### RECORD EXTRACTS

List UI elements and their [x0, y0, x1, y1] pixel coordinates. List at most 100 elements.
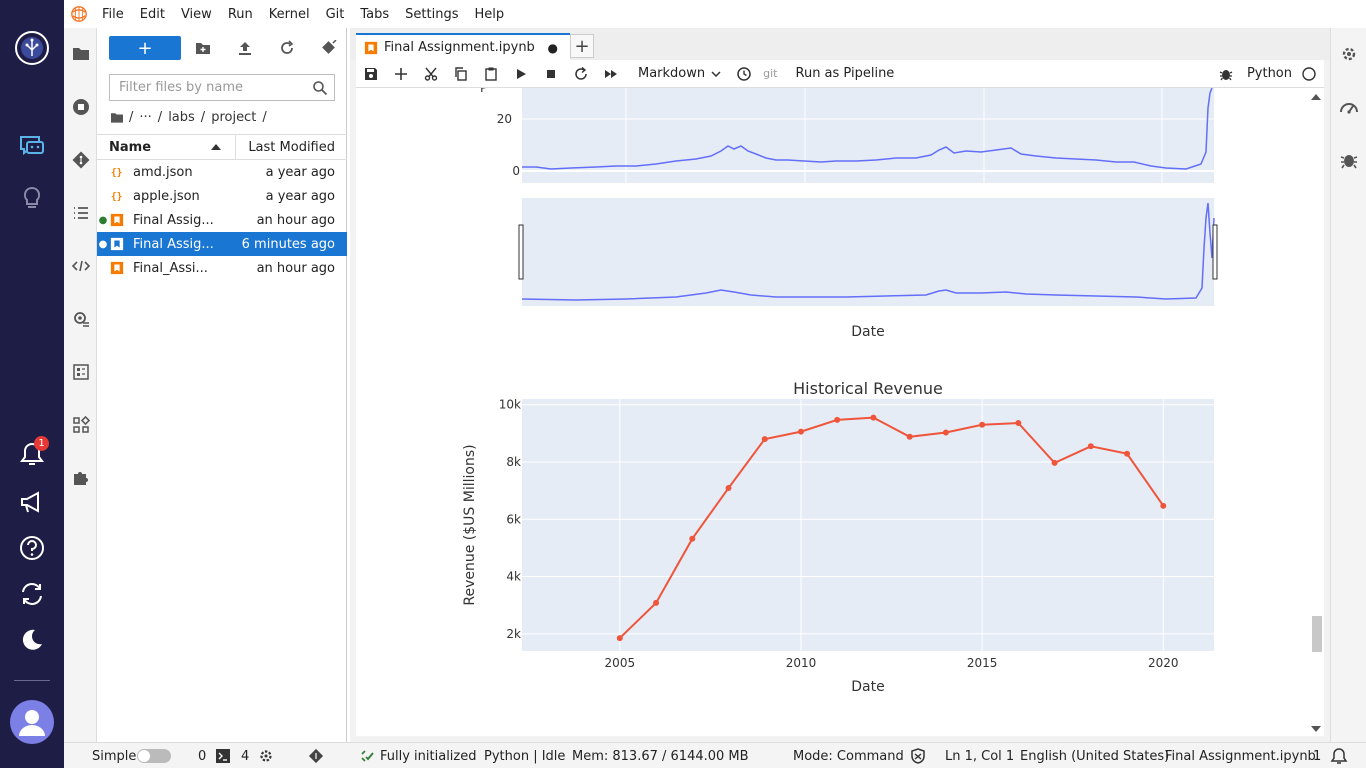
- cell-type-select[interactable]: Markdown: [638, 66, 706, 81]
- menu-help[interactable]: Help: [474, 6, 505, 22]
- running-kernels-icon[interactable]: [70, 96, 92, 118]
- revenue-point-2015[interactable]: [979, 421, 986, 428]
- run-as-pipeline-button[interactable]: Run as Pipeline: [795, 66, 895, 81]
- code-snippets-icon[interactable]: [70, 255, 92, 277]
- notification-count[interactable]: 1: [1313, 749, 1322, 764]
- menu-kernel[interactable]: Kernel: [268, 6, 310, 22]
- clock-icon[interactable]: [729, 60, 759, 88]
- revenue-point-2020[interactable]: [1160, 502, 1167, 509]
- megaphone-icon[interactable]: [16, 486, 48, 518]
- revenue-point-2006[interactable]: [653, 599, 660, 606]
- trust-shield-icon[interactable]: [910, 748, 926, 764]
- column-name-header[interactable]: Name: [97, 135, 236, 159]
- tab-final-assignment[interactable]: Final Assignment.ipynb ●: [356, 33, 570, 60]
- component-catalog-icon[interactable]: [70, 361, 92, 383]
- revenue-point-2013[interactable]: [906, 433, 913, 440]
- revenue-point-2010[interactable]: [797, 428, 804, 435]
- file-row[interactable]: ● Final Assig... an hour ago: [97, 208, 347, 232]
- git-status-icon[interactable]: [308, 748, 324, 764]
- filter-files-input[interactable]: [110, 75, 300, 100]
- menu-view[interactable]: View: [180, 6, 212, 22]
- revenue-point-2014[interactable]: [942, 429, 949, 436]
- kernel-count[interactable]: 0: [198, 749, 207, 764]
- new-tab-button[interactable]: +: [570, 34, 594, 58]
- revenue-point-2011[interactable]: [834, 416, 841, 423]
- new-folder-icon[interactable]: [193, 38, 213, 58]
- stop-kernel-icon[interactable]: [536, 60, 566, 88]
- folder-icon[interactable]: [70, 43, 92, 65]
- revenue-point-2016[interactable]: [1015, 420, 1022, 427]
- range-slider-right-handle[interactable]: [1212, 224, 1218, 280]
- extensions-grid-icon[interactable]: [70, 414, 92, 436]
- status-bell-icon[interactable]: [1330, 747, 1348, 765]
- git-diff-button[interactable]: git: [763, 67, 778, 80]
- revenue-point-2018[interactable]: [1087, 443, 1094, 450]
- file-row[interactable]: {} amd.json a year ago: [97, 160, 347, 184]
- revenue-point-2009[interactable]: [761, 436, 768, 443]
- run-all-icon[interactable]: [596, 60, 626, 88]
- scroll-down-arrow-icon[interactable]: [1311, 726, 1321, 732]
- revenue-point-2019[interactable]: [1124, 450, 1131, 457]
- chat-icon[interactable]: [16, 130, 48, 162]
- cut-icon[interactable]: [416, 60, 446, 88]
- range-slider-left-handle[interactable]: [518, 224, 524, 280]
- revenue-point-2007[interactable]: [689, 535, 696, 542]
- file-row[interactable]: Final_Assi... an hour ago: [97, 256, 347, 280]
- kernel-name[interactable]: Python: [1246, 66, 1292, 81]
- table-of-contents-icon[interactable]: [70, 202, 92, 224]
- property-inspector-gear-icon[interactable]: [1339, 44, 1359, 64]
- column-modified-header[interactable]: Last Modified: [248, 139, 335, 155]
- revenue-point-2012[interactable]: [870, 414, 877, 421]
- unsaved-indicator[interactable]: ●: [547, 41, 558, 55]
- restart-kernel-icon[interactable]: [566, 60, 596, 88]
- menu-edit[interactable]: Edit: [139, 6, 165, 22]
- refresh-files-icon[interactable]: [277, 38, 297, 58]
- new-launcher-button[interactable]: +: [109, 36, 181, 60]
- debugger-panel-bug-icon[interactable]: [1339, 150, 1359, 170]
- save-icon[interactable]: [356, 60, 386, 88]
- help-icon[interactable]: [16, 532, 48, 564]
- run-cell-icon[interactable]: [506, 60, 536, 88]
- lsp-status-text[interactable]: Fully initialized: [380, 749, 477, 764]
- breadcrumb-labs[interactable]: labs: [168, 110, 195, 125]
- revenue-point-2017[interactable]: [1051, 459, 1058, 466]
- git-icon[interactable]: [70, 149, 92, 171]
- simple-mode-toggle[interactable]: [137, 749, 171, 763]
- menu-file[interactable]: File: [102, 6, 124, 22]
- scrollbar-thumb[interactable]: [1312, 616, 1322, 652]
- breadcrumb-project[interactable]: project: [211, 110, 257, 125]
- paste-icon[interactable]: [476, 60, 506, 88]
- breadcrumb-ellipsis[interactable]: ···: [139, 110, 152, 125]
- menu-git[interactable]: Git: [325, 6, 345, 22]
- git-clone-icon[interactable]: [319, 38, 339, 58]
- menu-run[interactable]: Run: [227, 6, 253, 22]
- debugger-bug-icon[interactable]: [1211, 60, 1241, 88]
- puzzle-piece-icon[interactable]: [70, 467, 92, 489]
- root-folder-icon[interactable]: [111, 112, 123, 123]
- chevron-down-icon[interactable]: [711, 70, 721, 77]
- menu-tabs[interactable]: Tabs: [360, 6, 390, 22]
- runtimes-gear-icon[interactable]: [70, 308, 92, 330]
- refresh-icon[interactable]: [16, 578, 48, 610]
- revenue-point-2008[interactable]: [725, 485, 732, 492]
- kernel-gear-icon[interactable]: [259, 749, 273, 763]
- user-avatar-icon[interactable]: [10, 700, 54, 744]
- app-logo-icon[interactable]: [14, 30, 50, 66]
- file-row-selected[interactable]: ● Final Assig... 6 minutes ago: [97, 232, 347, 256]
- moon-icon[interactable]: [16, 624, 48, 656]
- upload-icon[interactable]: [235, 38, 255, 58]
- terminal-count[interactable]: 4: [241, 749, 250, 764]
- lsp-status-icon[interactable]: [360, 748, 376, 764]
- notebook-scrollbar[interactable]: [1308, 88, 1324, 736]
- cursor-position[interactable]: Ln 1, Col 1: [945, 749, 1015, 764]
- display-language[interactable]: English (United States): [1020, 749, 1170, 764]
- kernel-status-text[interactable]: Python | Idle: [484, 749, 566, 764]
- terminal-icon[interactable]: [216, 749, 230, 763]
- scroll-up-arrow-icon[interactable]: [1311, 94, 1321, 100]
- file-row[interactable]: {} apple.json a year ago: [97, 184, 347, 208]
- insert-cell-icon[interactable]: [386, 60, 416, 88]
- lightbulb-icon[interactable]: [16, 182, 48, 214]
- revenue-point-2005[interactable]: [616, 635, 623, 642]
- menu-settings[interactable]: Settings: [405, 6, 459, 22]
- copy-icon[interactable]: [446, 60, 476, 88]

######

### YOUR OBJECTIVE
Give every line of the records above as a JSON list of strings, one string per line, without blank lines. Leave the pictures out.

### RESULT
[
  "List UI elements and their [x0, y0, x1, y1] pixel coordinates. List at most 100 elements.",
  "- cell-type-select[interactable]: Markdown: [638, 66, 706, 81]",
  "- menu-help[interactable]: Help: [474, 6, 505, 22]",
  "- running-kernels-icon[interactable]: [70, 96, 92, 118]",
  "- revenue-point-2015[interactable]: [979, 421, 986, 428]",
  "- run-as-pipeline-button[interactable]: Run as Pipeline: [795, 66, 895, 81]",
  "- code-snippets-icon[interactable]: [70, 255, 92, 277]",
  "- notification-count[interactable]: 1: [1313, 749, 1322, 764]",
  "- menu-kernel[interactable]: Kernel: [268, 6, 310, 22]",
  "- clock-icon[interactable]: [729, 60, 759, 88]",
  "- revenue-point-2020[interactable]: [1160, 502, 1167, 509]",
  "- megaphone-icon[interactable]: [16, 486, 48, 518]",
  "- revenue-point-2006[interactable]: [653, 599, 660, 606]",
  "- trust-shield-icon[interactable]: [910, 748, 926, 764]",
  "- column-name-header[interactable]: Name: [97, 135, 236, 159]",
  "- tab-final-assignment[interactable]: Final Assignment.ipynb ●: [356, 33, 570, 60]",
  "- component-catalog-icon[interactable]: [70, 361, 92, 383]",
  "- revenue-point-2013[interactable]: [906, 433, 913, 440]",
  "- revenue-point-2010[interactable]: [797, 428, 804, 435]",
  "- file-row[interactable]: ● Final Assig... an hour ago: [97, 208, 347, 232]",
  "- git-status-icon[interactable]: [308, 748, 324, 764]",
  "- filter-files-input[interactable]: [110, 75, 300, 100]",
  "- menu-view[interactable]: View: [180, 6, 212, 22]",
  "- revenue-point-2014[interactable]: [942, 429, 949, 436]",
  "- kernel-count[interactable]: 0: [198, 749, 207, 764]",
  "- new-tab-button[interactable]: +: [570, 34, 594, 58]",
  "- revenue-point-2011[interactable]: [834, 416, 841, 423]",
  "- new-folder-icon[interactable]: [193, 38, 213, 58]",
  "- stop-kernel-icon[interactable]: [536, 60, 566, 88]",
  "- folder-icon[interactable]: [70, 43, 92, 65]",
  "- revenue-point-2016[interactable]: [1015, 420, 1022, 427]",
  "- range-slider-right-handle[interactable]: [1212, 224, 1218, 280]",
  "- extensions-grid-icon[interactable]: [70, 414, 92, 436]",
  "- status-bell-icon[interactable]: [1330, 747, 1348, 765]",
  "- git-diff-button[interactable]: git: [763, 67, 778, 80]",
  "- revenue-point-2018[interactable]: [1087, 443, 1094, 450]",
  "- file-row[interactable]: {} amd.json a year ago: [97, 160, 347, 184]",
  "- revenue-point-2009[interactable]: [761, 436, 768, 443]",
  "- run-all-icon[interactable]: [596, 60, 626, 88]",
  "- scroll-down-arrow-icon[interactable]: [1311, 726, 1321, 732]",
  "- revenue-point-2019[interactable]: [1124, 450, 1131, 457]",
  "- chat-icon[interactable]: [16, 130, 48, 162]",
  "- cut-icon[interactable]: [416, 60, 446, 88]",
  "- range-slider-left-handle[interactable]: [518, 224, 524, 280]",
  "- revenue-point-2007[interactable]: [689, 535, 696, 542]",
  "- file-row[interactable]: Final_Assi... an hour ago: [97, 256, 347, 280]",
  "- kernel-name[interactable]: Python: [1246, 66, 1292, 81]",
  "- table-of-contents-icon[interactable]: [70, 202, 92, 224]",
  "- property-inspector-gear-icon[interactable]: [1339, 44, 1359, 64]",
  "- column-modified-header[interactable]: Last Modified: [248, 139, 335, 155]",
  "- revenue-point-2012[interactable]: [870, 414, 877, 421]",
  "- unsaved-indicator[interactable]: ●: [547, 41, 558, 55]",
  "- restart-kernel-icon[interactable]: [566, 60, 596, 88]",
  "- menu-edit[interactable]: Edit: [139, 6, 165, 22]",
  "- refresh-files-icon[interactable]: [277, 38, 297, 58]",
  "- new-launcher-button[interactable]: +: [109, 36, 181, 60]",
  "- debugger-panel-bug-icon[interactable]: [1339, 150, 1359, 170]",
  "- save-icon[interactable]: [356, 60, 386, 88]",
  "- help-icon[interactable]: [16, 532, 48, 564]",
  "- run-cell-icon[interactable]: [506, 60, 536, 88]",
  "- lsp-status-text[interactable]: Fully initialized: [380, 749, 477, 764]",
  "- breadcrumb-labs[interactable]: labs: [168, 110, 195, 125]",
  "- revenue-point-2017[interactable]: [1051, 459, 1058, 466]",
  "- git-icon[interactable]: [70, 149, 92, 171]",
  "- simple-mode-toggle[interactable]: [137, 749, 171, 763]",
  "- menu-file[interactable]: File: [102, 6, 124, 22]",
  "- scrollbar-thumb[interactable]: [1312, 616, 1322, 652]",
  "- breadcrumb-project[interactable]: project: [211, 110, 257, 125]",
  "- paste-icon[interactable]: [476, 60, 506, 88]",
  "- breadcrumb-ellipsis[interactable]: ···: [139, 110, 152, 125]",
  "- menu-git[interactable]: Git: [325, 6, 345, 22]",
  "- git-clone-icon[interactable]: [319, 38, 339, 58]",
  "- menu-run[interactable]: Run: [227, 6, 253, 22]",
  "- debugger-bug-icon[interactable]: [1211, 60, 1241, 88]",
  "- puzzle-piece-icon[interactable]: [70, 467, 92, 489]",
  "- root-folder-icon[interactable]: [111, 112, 123, 123]",
  "- chevron-down-icon[interactable]: [711, 70, 721, 77]",
  "- menu-tabs[interactable]: Tabs: [360, 6, 390, 22]",
  "- runtimes-gear-icon[interactable]: [70, 308, 92, 330]",
  "- refresh-icon[interactable]: [16, 578, 48, 610]",
  "- revenue-point-2008[interactable]: [725, 485, 732, 492]",
  "- kernel-gear-icon[interactable]: [259, 749, 273, 763]",
  "- user-avatar-icon[interactable]: [10, 700, 54, 744]",
  "- app-logo-icon[interactable]: [14, 30, 50, 66]",
  "- file-row-selected[interactable]: ● Final Assig... 6 minutes ago: [97, 232, 347, 256]",
  "- moon-icon[interactable]: [16, 624, 48, 656]",
  "- upload-icon[interactable]: [235, 38, 255, 58]",
  "- terminal-count[interactable]: 4: [241, 749, 250, 764]",
  "- lsp-status-icon[interactable]: [360, 748, 376, 764]",
  "- notebook-scrollbar[interactable]: [1308, 88, 1324, 736]",
  "- cursor-position[interactable]: Ln 1, Col 1: [945, 749, 1015, 764]",
  "- display-language[interactable]: English (United States): [1020, 749, 1170, 764]",
  "- kernel-status-text[interactable]: Python | Idle: [484, 749, 566, 764]",
  "- terminal-icon[interactable]: [216, 749, 230, 763]",
  "- scroll-up-arrow-icon[interactable]: [1311, 94, 1321, 100]",
  "- file-row[interactable]: {} apple.json a year ago: [97, 184, 347, 208]",
  "- insert-cell-icon[interactable]: [386, 60, 416, 88]",
  "- lightbulb-icon[interactable]: [16, 182, 48, 214]",
  "- revenue-point-2005[interactable]: [616, 635, 623, 642]",
  "- menu-settings[interactable]: Settings: [405, 6, 459, 22]",
  "- copy-icon[interactable]: [446, 60, 476, 88]"
]